◆ Work to be completed
Copy out all of the material, matching it word for word.

◆ Data records
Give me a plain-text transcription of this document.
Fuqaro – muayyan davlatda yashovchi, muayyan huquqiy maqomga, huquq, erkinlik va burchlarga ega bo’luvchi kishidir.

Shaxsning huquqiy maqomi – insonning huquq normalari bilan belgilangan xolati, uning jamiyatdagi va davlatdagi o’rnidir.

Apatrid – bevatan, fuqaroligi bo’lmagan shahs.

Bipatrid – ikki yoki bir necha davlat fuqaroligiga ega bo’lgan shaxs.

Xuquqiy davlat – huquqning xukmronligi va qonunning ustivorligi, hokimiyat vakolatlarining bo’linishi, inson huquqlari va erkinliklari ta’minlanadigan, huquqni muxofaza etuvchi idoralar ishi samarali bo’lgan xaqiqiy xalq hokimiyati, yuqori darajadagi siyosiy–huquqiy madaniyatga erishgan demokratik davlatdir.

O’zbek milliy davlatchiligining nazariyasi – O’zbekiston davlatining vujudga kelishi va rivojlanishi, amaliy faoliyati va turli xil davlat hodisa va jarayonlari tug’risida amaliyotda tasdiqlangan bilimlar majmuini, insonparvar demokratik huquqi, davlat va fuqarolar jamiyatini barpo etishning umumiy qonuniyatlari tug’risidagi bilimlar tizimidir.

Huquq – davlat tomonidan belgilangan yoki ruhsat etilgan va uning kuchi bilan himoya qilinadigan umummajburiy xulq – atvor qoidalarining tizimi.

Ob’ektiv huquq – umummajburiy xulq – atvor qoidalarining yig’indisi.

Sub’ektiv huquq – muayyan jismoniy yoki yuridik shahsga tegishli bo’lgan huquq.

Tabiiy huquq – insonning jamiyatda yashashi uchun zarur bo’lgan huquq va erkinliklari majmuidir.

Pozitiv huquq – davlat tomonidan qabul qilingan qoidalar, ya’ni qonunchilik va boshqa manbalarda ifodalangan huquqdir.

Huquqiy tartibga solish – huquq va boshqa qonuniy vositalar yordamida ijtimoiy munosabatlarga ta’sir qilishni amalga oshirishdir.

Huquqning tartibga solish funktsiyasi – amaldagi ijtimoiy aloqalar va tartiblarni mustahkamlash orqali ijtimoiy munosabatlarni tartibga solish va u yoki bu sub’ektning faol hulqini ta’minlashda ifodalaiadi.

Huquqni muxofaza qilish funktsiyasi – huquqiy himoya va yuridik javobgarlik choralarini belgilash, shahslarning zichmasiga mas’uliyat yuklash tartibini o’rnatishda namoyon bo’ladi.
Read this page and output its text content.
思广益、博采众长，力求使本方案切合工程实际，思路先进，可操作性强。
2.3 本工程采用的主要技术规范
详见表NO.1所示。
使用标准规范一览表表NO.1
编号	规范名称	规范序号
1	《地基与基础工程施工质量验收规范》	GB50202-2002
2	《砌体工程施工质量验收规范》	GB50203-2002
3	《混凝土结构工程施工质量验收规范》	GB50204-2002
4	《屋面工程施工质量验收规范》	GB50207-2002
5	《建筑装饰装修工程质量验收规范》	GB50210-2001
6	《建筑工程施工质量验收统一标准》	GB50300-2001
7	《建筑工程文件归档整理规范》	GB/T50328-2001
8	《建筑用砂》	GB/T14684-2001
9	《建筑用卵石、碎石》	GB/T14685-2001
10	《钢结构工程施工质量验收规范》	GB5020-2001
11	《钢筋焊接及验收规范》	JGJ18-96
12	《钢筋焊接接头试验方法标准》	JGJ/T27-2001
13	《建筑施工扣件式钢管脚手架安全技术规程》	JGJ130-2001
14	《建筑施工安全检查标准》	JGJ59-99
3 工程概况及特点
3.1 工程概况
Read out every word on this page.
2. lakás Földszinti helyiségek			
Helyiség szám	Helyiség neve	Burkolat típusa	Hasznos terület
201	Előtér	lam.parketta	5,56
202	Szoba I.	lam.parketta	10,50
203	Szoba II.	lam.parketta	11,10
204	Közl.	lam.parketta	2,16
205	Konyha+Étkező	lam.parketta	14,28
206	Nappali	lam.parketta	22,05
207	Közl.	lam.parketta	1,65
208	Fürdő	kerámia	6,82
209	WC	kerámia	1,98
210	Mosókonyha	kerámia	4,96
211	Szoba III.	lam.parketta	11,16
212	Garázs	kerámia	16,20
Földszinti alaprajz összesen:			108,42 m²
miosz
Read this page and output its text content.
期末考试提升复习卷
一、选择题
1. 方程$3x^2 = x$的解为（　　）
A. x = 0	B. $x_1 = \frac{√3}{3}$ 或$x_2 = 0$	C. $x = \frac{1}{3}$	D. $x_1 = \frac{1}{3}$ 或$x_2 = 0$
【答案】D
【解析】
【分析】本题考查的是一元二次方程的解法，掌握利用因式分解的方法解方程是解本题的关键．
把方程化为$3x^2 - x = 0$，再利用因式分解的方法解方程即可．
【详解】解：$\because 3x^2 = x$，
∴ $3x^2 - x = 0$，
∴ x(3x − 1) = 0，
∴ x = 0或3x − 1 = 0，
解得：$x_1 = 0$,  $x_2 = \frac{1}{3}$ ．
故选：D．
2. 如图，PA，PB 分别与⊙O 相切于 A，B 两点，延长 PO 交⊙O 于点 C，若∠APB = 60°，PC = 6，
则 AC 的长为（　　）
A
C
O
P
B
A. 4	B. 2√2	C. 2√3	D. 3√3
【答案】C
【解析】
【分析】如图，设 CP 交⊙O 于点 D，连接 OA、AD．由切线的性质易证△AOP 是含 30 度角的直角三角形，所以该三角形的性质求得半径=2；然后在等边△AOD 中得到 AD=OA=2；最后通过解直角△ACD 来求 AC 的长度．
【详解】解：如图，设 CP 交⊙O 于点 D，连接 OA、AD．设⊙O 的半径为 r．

◆ Written solution
Give me a plain-text transcription of this document.
Fuqaro – muayyan davlatda yashovchi, muayyan huquqiy maqomga, huquq, erkinlik va burchlarga ega bo’luvchi kishidir.

Shaxsning huquqiy maqomi – insonning huquq normalari bilan belgilangan xolati, uning jamiyatdagi va davlatdagi o’rnidir.

Apatrid – bevatan, fuqaroligi bo’lmagan shahs.

Bipatrid – ikki yoki bir necha davlat fuqaroligiga ega bo’lgan shaxs.

Xuquqiy davlat – huquqning xukmronligi va qonunning ustivorligi, hokimiyat vakolatlarining bo’linishi, inson huquqlari va erkinliklari ta’minlanadigan, huquqni muxofaza etuvchi idoralar ishi samarali bo’lgan xaqiqiy xalq hokimiyati, yuqori darajadagi siyosiy–huquqiy madaniyatga erishgan demokratik davlatdir.

O’zbek milliy davlatchiligining nazariyasi – O’zbekiston davlatining vujudga kelishi va rivojlanishi, amaliy faoliyati va turli xil davlat hodisa va jarayonlari tug’risida amaliyotda tasdiqlangan bilimlar majmuini, insonparvar demokratik huquqi, davlat va fuqarolar jamiyatini barpo etishning umumiy qonuniyatlari tug’risidagi bilimlar tizimidir.

Huquq – davlat tomonidan belgilangan yoki ruhsat etilgan va uning kuchi bilan himoya qilinadigan umummajburiy xulq – atvor qoidalarining tizimi.

Ob’ektiv huquq – umummajburiy xulq – atvor qoidalarining yig’indisi.

Sub’ektiv huquq – muayyan jismoniy yoki yuridik shahsga tegishli bo’lgan huquq.

Tabiiy huquq – insonning jamiyatda yashashi uchun zarur bo’lgan huquq va erkinliklari majmuidir.

Pozitiv huquq – davlat tomonidan qabul qilingan qoidalar, ya’ni qonunchilik va boshqa manbalarda ifodalangan huquqdir.

Huquqiy tartibga solish – huquq va boshqa qonuniy vositalar yordamida ijtimoiy munosabatlarga ta’sir qilishni amalga oshirishdir.

Huquqning tartibga solish funktsiyasi – amaldagi ijtimoiy aloqalar va tartiblarni mustahkamlash orqali ijtimoiy munosabatlarni tartibga solish va u yoki bu sub’ektning faol hulqini ta’minlashda ifodalaiadi.

Huquqni muxofaza qilish funktsiyasi – huquqiy himoya va yuridik javobgarlik choralarini belgilash, shahslarning zichmasiga mas’uliyat yuklash tartibini o’rnatishda namoyon bo’ladi.
Read this page and output its text content.
思广益、博采众长，力求使本方案切合工程实际，思路先进，可操作性强。
2.3 本工程采用的主要技术规范
详见表NO.1所示。
使用标准规范一览表表NO.1
编号	规范名称	规范序号
1	《地基与基础工程施工质量验收规范》	GB50202-2002
2	《砌体工程施工质量验收规范》	GB50203-2002
3	《混凝土结构工程施工质量验收规范》	GB50204-2002
4	《屋面工程施工质量验收规范》	GB50207-2002
5	《建筑装饰装修工程质量验收规范》	GB50210-2001
6	《建筑工程施工质量验收统一标准》	GB50300-2001
7	《建筑工程文件归档整理规范》	GB/T50328-2001
8	《建筑用砂》	GB/T14684-2001
9	《建筑用卵石、碎石》	GB/T14685-2001
10	《钢结构工程施工质量验收规范》	GB5020-2001
11	《钢筋焊接及验收规范》	JGJ18-96
12	《钢筋焊接接头试验方法标准》	JGJ/T27-2001
13	《建筑施工扣件式钢管脚手架安全技术规程》	JGJ130-2001
14	《建筑施工安全检查标准》	JGJ59-99
3 工程概况及特点
3.1 工程概况
Read out every word on this page.
2. lakás Földszinti helyiségek			
Helyiség szám	Helyiség neve	Burkolat típusa	Hasznos terület
201	Előtér	lam.parketta	5,56
202	Szoba I.	lam.parketta	10,50
203	Szoba II.	lam.parketta	11,10
204	Közl.	lam.parketta	2,16
205	Konyha+Étkező	lam.parketta	14,28
206	Nappali	lam.parketta	22,05
207	Közl.	lam.parketta	1,65
208	Fürdő	kerámia	6,82
209	WC	kerámia	1,98
210	Mosókonyha	kerámia	4,96
211	Szoba III.	lam.parketta	11,16
212	Garázs	kerámia	16,20
Földszinti alaprajz összesen:			108,42 m²
miosz
Read this page and output its text content.
期末考试提升复习卷
一、选择题
1. 方程$3x^2 = x$的解为（　　）
A. x = 0	B. $x_1 = \frac{√3}{3}$ 或$x_2 = 0$	C. $x = \frac{1}{3}$	D. $x_1 = \frac{1}{3}$ 或$x_2 = 0$
【答案】D
【解析】
【分析】本题考查的是一元二次方程的解法，掌握利用因式分解的方法解方程是解本题的关键．
把方程化为$3x^2 - x = 0$，再利用因式分解的方法解方程即可．
【详解】解：$\because 3x^2 = x$，
∴ $3x^2 - x = 0$，
∴ x(3x − 1) = 0，
∴ x = 0或3x − 1 = 0，
解得：$x_1 = 0$,  $x_2 = \frac{1}{3}$ ．
故选：D．
2. 如图，PA，PB 分别与⊙O 相切于 A，B 两点，延长 PO 交⊙O 于点 C，若∠APB = 60°，PC = 6，
则 AC 的长为（　　）
A
C
O
P
B
A. 4	B. 2√2	C. 2√3	D. 3√3
【答案】C
【解析】
【分析】如图，设 CP 交⊙O 于点 D，连接 OA、AD．由切线的性质易证△AOP 是含 30 度角的直角三角形，所以该三角形的性质求得半径=2；然后在等边△AOD 中得到 AD=OA=2；最后通过解直角△ACD 来求 AC 的长度．
【详解】解：如图，设 CP 交⊙O 于点 D，连接 OA、AD．设⊙O 的半径为 r．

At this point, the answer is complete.